Short exercise: Could you set down, unchanged, the rows below from the first one through the row containing "tab-publizieren[interactable]: Publizieren —", including both?

Material for this exercise:
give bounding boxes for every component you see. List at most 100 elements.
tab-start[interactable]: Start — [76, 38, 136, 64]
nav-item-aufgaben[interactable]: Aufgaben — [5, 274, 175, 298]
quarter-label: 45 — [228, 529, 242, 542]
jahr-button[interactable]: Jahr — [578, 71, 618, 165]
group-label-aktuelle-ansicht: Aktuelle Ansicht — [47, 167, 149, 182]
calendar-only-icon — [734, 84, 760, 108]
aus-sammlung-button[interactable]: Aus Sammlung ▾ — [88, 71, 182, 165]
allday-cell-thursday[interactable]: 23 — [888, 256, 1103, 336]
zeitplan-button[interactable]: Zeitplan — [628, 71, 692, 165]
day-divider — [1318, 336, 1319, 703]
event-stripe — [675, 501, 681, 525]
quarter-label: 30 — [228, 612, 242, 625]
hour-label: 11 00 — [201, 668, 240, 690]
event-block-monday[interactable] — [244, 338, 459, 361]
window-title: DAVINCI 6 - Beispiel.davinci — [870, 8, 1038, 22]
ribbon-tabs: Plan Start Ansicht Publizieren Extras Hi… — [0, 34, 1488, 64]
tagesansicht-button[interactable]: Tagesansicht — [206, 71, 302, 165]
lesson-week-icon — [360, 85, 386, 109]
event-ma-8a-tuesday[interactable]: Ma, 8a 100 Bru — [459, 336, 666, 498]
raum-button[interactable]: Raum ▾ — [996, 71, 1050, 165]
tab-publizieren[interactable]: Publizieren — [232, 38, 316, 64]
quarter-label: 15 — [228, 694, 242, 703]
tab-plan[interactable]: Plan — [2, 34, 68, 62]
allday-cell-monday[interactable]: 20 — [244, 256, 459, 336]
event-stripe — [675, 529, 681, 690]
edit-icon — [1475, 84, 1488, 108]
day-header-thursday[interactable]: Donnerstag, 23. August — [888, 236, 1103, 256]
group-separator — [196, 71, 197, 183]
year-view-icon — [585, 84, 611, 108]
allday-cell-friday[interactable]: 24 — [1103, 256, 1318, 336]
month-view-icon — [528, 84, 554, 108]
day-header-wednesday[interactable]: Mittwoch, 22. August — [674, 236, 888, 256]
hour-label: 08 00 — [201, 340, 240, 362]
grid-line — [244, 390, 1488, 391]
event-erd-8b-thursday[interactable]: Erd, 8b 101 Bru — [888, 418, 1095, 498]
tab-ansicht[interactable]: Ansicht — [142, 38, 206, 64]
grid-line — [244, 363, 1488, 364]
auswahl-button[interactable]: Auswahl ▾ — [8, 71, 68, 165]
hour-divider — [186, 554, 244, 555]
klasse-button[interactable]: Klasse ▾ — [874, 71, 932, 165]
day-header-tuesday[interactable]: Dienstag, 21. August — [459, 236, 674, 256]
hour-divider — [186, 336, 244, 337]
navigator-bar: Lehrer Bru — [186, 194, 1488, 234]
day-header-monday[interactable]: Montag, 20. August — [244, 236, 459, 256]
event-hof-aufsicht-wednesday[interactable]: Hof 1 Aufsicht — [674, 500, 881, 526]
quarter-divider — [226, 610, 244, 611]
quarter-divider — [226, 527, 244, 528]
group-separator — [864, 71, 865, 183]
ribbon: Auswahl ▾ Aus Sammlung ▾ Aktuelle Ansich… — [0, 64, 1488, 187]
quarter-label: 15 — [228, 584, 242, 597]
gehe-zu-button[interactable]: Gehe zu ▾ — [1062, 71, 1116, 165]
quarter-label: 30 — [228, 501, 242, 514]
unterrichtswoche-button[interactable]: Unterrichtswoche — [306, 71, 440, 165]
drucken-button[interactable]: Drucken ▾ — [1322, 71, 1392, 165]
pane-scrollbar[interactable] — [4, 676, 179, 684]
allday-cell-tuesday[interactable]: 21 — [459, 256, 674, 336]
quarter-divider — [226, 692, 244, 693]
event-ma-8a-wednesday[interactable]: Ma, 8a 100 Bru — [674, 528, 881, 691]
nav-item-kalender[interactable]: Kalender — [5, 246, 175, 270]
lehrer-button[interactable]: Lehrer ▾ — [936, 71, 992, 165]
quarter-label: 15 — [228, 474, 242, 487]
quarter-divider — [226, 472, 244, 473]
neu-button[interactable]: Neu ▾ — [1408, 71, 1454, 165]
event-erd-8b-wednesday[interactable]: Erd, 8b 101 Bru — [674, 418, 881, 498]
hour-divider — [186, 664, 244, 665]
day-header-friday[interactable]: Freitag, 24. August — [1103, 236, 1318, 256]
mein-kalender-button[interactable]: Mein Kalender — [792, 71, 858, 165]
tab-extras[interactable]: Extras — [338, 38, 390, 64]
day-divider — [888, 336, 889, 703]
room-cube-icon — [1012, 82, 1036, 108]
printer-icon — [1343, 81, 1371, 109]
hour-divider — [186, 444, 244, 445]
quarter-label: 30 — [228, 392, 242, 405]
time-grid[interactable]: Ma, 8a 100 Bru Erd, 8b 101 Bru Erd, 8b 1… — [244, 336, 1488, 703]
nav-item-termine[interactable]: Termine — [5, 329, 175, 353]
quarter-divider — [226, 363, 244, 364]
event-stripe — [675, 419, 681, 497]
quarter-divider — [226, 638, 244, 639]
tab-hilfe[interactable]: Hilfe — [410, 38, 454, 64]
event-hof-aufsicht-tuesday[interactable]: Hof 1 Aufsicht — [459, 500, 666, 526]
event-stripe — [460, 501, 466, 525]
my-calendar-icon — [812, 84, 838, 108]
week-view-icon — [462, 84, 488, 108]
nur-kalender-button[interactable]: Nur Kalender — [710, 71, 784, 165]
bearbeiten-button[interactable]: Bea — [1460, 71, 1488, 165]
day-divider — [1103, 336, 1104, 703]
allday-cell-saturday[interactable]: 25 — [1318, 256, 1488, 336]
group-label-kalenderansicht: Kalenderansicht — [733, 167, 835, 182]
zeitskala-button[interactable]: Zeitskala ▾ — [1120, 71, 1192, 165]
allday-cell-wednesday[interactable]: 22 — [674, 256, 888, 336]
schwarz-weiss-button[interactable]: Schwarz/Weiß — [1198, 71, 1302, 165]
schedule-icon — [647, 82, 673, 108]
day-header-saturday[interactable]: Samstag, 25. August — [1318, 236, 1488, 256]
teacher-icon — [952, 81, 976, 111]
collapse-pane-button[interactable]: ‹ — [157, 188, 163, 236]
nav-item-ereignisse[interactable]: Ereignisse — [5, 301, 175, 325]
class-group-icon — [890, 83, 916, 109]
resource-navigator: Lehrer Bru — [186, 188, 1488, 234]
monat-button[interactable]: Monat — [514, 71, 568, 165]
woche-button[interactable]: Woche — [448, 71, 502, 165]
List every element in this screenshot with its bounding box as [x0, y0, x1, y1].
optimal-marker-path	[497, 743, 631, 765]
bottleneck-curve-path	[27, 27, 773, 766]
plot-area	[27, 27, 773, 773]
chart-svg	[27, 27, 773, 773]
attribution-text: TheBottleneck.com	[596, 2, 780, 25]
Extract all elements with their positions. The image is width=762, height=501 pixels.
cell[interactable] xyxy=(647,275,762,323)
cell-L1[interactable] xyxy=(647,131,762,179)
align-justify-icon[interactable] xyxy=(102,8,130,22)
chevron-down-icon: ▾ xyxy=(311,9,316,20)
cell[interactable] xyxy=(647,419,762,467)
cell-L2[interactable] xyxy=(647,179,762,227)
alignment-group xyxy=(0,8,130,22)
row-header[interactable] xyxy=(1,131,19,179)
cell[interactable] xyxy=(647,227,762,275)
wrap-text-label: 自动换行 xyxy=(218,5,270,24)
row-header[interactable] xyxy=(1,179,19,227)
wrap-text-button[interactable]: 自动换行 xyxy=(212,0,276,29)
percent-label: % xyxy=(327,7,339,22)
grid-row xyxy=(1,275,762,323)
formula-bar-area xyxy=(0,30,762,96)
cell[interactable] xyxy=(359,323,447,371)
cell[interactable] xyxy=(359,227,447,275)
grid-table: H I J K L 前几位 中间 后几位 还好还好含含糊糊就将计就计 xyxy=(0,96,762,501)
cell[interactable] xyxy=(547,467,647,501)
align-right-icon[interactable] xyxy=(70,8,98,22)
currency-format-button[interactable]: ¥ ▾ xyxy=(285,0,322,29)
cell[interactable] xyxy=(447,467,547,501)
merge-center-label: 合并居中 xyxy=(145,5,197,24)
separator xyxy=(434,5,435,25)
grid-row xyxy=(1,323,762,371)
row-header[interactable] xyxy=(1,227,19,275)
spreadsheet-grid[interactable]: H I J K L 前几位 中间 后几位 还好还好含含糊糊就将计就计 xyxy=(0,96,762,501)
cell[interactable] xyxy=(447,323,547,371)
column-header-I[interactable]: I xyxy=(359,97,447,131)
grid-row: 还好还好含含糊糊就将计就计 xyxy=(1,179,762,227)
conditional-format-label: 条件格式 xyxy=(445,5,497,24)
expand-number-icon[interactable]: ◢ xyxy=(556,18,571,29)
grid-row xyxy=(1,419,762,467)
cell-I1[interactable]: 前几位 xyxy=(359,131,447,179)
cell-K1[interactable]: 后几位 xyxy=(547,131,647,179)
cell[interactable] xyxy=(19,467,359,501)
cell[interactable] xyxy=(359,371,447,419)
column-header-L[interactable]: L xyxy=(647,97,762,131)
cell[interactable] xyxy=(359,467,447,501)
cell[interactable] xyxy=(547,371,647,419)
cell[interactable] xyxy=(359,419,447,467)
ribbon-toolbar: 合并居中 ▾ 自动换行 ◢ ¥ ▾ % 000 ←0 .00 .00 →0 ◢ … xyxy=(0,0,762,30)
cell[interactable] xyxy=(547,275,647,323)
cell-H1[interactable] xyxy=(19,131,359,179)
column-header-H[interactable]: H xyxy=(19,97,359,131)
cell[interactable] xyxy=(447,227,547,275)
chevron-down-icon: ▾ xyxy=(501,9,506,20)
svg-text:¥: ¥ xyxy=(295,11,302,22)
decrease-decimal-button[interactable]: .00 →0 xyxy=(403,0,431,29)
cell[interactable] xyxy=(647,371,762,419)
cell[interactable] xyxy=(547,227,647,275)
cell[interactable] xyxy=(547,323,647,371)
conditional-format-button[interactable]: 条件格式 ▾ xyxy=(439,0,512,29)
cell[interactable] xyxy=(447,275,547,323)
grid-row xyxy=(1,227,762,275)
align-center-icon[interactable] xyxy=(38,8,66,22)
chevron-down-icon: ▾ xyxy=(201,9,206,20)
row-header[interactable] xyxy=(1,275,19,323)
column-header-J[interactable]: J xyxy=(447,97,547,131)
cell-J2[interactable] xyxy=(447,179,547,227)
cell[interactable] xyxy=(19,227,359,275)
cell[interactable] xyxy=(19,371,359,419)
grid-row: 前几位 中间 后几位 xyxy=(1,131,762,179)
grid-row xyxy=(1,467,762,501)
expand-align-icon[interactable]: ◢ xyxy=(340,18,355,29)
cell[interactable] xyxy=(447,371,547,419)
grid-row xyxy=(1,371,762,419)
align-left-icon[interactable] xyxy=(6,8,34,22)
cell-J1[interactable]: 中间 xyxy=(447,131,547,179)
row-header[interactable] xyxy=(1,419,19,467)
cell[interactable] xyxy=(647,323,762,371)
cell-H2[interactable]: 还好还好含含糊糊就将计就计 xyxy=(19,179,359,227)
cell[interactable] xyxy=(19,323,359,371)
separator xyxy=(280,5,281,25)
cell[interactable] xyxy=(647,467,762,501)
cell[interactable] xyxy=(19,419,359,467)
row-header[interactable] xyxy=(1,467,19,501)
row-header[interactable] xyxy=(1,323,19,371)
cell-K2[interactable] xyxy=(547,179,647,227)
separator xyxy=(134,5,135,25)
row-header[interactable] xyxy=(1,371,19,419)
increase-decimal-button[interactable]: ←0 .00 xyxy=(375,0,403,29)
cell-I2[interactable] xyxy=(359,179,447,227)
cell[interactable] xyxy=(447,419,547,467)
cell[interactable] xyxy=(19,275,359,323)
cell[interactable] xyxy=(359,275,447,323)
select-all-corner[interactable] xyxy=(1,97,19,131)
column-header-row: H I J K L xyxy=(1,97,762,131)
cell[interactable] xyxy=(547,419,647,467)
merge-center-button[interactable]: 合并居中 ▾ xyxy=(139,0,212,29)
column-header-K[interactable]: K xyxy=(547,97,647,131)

Response to this task:
give bounding boxes for every component you see. List at most 100 elements.
tab-start[interactable]: Start — [76, 38, 136, 64]
nav-item-aufgaben[interactable]: Aufgaben — [5, 274, 175, 298]
quarter-label: 45 — [228, 529, 242, 542]
jahr-button[interactable]: Jahr — [578, 71, 618, 165]
group-label-aktuelle-ansicht: Aktuelle Ansicht — [47, 167, 149, 182]
calendar-only-icon — [734, 84, 760, 108]
aus-sammlung-button[interactable]: Aus Sammlung ▾ — [88, 71, 182, 165]
allday-cell-thursday[interactable]: 23 — [888, 256, 1103, 336]
zeitplan-button[interactable]: Zeitplan — [628, 71, 692, 165]
day-divider — [1318, 336, 1319, 703]
event-stripe — [675, 501, 681, 525]
quarter-label: 30 — [228, 612, 242, 625]
hour-label: 11 00 — [201, 668, 240, 690]
event-block-monday[interactable] — [244, 338, 459, 361]
window-title: DAVINCI 6 - Beispiel.davinci — [870, 8, 1038, 22]
ribbon-tabs: Plan Start Ansicht Publizieren Extras Hi… — [0, 34, 1488, 64]
tagesansicht-button[interactable]: Tagesansicht — [206, 71, 302, 165]
lesson-week-icon — [360, 85, 386, 109]
event-ma-8a-tuesday[interactable]: Ma, 8a 100 Bru — [459, 336, 666, 498]
raum-button[interactable]: Raum ▾ — [996, 71, 1050, 165]
tab-publizieren[interactable]: Publizieren — [232, 38, 316, 64]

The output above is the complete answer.